• _Provided data_
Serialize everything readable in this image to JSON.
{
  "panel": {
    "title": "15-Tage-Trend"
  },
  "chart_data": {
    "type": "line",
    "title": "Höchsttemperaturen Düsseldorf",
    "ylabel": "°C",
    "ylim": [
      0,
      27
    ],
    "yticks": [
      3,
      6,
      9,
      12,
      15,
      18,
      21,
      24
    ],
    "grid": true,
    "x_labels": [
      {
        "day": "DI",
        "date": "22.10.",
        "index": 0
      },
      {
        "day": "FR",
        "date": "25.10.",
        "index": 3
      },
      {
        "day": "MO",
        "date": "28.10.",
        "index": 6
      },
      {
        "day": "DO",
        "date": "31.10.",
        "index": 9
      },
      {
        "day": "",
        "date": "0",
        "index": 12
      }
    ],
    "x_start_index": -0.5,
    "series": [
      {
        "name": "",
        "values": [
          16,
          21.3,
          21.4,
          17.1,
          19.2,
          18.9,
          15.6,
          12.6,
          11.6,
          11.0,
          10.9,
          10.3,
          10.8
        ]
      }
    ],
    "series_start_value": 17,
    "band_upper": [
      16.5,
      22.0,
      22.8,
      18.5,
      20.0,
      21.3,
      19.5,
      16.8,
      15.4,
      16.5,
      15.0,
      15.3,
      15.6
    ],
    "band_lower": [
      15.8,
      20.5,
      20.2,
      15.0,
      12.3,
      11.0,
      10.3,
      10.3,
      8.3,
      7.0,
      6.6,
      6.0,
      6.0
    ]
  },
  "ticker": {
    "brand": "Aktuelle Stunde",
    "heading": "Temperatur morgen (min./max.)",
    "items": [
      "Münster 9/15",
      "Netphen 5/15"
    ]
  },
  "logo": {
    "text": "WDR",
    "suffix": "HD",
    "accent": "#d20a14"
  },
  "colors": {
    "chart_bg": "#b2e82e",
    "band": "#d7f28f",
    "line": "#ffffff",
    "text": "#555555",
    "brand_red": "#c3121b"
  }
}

• _Exercise prompt_
Write out all of the records once more, exactly.

• _Answer to the problem_
Serialize everything readable in this image to JSON.
{
  "panel": {
    "title": "15-Tage-Trend"
  },
  "chart_data": {
    "type": "line",
    "title": "Höchsttemperaturen Düsseldorf",
    "ylabel": "°C",
    "ylim": [
      0,
      27
    ],
    "yticks": [
      3,
      6,
      9,
      12,
      15,
      18,
      21,
      24
    ],
    "grid": true,
    "x_labels": [
      {
        "day": "DI",
        "date": "22.10.",
        "index": 0
      },
      {
        "day": "FR",
        "date": "25.10.",
        "index": 3
      },
      {
        "day": "MO",
        "date": "28.10.",
        "index": 6
      },
      {
        "day": "DO",
        "date": "31.10.",
        "index": 9
      },
      {
        "day": "",
        "date": "0",
        "index": 12
      }
    ],
    "x_start_index": -0.5,
    "series": [
      {
        "name": "",
        "values": [
          16,
          21.3,
          21.4,
          17.1,
          19.2,
          18.9,
          15.6,
          12.6,
          11.6,
          11.0,
          10.9,
          10.3,
          10.8
        ]
      }
    ],
    "series_start_value": 17,
    "band_upper": [
      16.5,
      22.0,
      22.8,
      18.5,
      20.0,
      21.3,
      19.5,
      16.8,
      15.4,
      16.5,
      15.0,
      15.3,
      15.6
    ],
    "band_lower": [
      15.8,
      20.5,
      20.2,
      15.0,
      12.3,
      11.0,
      10.3,
      10.3,
      8.3,
      7.0,
      6.6,
      6.0,
      6.0
    ]
  },
  "ticker": {
    "brand": "Aktuelle Stunde",
    "heading": "Temperatur morgen (min./max.)",
    "items": [
      "Münster 9/15",
      "Netphen 5/15"
    ]
  },
  "logo": {
    "text": "WDR",
    "suffix": "HD",
    "accent": "#d20a14"
  },
  "colors": {
    "chart_bg": "#b2e82e",
    "band": "#d7f28f",
    "line": "#ffffff",
    "text": "#555555",
    "brand_red": "#c3121b"
  }
}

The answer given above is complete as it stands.